Extract each line where the string "shown" shows up.

#### [LISTING]
══════════
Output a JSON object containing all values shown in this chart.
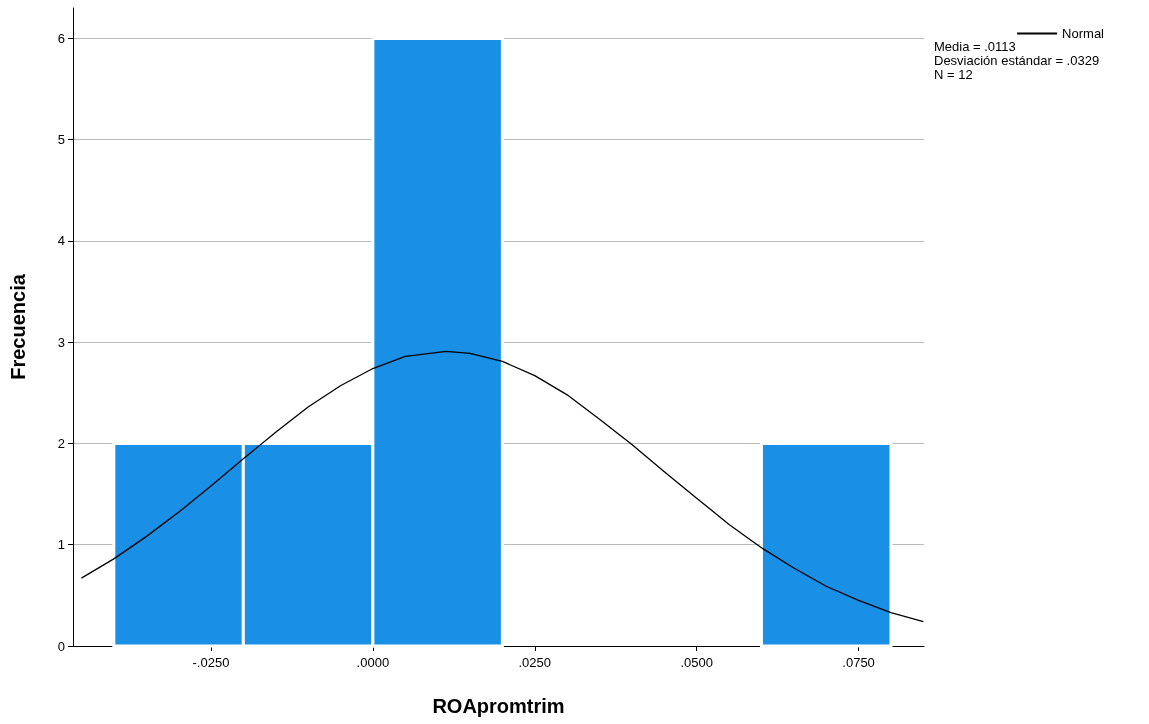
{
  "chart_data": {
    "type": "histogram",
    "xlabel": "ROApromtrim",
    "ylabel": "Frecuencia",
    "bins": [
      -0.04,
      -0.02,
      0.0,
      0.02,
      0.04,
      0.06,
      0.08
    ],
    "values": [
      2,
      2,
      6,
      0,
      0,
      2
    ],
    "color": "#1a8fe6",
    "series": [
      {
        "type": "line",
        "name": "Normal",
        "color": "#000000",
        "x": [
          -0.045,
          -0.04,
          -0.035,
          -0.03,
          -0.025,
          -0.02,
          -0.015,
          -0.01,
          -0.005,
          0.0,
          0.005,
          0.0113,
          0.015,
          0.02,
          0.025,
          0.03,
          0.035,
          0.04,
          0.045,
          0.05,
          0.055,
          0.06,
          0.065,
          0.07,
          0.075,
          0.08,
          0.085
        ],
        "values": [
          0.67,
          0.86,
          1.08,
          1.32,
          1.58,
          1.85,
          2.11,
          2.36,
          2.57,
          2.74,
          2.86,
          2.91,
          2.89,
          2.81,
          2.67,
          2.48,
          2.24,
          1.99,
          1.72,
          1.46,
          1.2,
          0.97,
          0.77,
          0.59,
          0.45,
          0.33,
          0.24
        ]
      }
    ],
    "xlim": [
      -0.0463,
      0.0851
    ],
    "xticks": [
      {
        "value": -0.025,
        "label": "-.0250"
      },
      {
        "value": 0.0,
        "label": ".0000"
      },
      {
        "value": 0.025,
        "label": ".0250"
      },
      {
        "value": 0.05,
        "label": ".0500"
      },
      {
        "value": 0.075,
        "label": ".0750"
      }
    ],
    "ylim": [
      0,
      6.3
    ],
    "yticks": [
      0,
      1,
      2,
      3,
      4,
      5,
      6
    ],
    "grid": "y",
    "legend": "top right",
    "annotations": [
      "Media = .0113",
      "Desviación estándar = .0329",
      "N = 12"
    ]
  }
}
══════════
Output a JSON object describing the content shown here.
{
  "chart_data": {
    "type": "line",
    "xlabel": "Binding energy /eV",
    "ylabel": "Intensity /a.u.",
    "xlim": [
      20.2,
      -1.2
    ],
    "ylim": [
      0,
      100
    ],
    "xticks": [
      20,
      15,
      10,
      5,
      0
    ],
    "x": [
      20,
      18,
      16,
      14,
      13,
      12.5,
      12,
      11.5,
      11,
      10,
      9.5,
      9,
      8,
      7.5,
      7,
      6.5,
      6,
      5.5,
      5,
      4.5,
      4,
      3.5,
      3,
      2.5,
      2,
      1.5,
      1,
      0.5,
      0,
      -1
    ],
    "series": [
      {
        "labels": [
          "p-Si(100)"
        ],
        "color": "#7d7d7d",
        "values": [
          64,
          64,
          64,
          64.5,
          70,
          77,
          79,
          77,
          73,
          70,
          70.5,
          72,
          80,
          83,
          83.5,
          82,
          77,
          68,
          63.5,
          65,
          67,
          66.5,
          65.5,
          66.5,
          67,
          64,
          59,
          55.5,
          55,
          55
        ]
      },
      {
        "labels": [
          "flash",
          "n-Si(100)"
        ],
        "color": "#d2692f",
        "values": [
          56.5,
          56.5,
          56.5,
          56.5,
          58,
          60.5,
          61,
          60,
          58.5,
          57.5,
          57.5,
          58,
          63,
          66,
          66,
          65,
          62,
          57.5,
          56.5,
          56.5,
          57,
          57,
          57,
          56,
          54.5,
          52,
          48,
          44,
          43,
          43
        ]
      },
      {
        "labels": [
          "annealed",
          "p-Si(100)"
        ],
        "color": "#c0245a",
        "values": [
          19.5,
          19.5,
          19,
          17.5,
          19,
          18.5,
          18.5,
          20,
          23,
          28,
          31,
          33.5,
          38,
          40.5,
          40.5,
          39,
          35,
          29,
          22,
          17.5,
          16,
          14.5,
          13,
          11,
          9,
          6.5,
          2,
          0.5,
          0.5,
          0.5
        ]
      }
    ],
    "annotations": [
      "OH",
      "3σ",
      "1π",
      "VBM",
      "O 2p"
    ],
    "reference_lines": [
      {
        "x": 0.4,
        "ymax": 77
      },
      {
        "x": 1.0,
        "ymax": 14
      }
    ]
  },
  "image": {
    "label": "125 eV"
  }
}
══════════
#### [EXERCISE SOLUTION]
Output a JSON object containing all values shown in this chart.
Output a JSON object describing the content shown here.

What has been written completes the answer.